-- What to work on --
Gather every line of the entries that includes the word "this".

____ Supplied records

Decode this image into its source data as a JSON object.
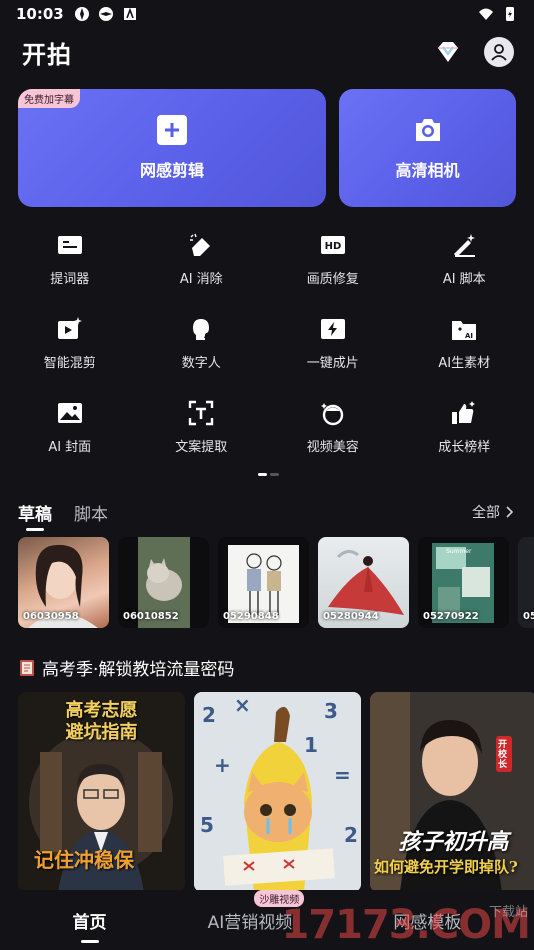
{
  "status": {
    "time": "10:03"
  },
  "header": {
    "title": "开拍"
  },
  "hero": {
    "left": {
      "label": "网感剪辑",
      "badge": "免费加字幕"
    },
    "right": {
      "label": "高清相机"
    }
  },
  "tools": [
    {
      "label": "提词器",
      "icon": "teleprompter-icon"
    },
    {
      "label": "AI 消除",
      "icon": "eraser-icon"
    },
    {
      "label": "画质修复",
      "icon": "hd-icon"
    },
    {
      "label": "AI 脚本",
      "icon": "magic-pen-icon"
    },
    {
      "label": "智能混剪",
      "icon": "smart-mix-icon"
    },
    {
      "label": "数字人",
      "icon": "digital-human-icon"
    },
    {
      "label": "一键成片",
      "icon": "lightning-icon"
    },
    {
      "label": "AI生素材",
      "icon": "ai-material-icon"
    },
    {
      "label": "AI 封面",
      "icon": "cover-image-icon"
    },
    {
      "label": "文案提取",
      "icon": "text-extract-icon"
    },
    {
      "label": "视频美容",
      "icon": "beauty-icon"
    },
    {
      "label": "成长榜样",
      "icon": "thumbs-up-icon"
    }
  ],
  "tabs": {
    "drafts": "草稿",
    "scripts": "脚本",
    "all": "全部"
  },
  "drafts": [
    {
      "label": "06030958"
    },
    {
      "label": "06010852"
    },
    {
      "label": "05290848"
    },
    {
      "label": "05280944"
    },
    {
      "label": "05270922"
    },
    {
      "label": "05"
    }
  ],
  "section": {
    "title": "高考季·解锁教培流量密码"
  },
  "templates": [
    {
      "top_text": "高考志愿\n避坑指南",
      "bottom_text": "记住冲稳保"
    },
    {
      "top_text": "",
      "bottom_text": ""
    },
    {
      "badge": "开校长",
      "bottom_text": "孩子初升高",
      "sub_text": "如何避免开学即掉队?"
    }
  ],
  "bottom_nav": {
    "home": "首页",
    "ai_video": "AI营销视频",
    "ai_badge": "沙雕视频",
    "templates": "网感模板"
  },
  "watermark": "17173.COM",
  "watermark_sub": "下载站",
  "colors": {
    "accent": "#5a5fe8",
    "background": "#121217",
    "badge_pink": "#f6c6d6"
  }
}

________
____ Supplied records

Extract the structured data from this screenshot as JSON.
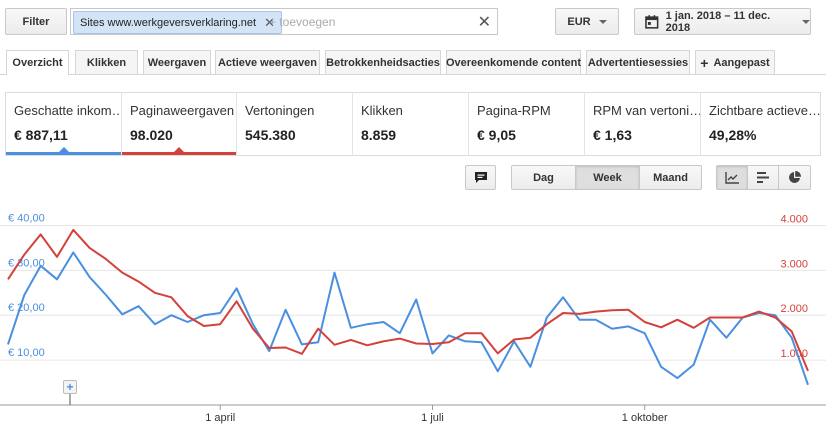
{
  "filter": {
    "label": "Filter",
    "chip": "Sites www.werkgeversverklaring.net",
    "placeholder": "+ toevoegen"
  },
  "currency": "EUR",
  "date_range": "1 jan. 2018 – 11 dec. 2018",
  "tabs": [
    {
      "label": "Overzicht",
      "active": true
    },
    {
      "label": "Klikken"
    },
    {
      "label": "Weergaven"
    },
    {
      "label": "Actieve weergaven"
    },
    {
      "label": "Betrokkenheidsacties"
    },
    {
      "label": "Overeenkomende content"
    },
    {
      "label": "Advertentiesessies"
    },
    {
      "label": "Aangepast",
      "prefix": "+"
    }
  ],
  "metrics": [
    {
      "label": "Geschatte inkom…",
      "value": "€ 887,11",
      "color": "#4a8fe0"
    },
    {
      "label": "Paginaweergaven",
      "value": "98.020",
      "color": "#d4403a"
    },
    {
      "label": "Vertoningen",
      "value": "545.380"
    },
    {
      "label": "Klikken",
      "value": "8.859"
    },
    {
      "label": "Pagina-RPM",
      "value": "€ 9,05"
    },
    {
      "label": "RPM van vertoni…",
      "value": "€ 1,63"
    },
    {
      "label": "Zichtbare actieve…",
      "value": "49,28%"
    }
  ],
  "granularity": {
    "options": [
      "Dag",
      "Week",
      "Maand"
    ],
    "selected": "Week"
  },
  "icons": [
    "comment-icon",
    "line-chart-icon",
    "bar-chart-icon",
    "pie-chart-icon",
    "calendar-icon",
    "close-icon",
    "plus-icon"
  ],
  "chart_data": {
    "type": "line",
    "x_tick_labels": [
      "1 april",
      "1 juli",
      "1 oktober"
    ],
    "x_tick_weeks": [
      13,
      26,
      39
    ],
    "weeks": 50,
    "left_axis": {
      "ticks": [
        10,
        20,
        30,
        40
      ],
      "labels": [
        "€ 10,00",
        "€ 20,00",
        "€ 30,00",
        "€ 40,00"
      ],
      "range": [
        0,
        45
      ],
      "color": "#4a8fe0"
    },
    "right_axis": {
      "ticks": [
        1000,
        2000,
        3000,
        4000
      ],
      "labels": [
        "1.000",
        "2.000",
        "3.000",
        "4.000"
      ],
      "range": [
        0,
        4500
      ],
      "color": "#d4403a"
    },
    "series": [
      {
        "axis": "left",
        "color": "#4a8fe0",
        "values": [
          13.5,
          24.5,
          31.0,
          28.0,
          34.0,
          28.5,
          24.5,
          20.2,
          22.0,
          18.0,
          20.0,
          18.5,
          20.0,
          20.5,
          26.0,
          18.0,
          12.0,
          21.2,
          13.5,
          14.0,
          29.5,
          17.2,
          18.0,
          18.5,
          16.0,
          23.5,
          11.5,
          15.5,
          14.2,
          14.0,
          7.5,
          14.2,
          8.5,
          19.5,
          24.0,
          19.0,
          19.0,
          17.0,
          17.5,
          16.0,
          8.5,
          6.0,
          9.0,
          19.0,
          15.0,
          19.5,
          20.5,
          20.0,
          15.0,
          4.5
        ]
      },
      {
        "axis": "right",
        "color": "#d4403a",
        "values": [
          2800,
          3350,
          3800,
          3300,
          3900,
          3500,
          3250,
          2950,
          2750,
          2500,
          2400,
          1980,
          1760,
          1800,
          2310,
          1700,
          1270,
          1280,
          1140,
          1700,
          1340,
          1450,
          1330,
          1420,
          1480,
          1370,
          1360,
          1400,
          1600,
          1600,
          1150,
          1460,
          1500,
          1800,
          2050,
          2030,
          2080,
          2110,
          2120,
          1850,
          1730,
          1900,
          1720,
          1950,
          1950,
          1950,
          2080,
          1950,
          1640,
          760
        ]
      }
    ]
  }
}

________

-- Exercise response --
Decode this image into its source data as a JSON object.
Extract the structured data from this screenshot as JSON.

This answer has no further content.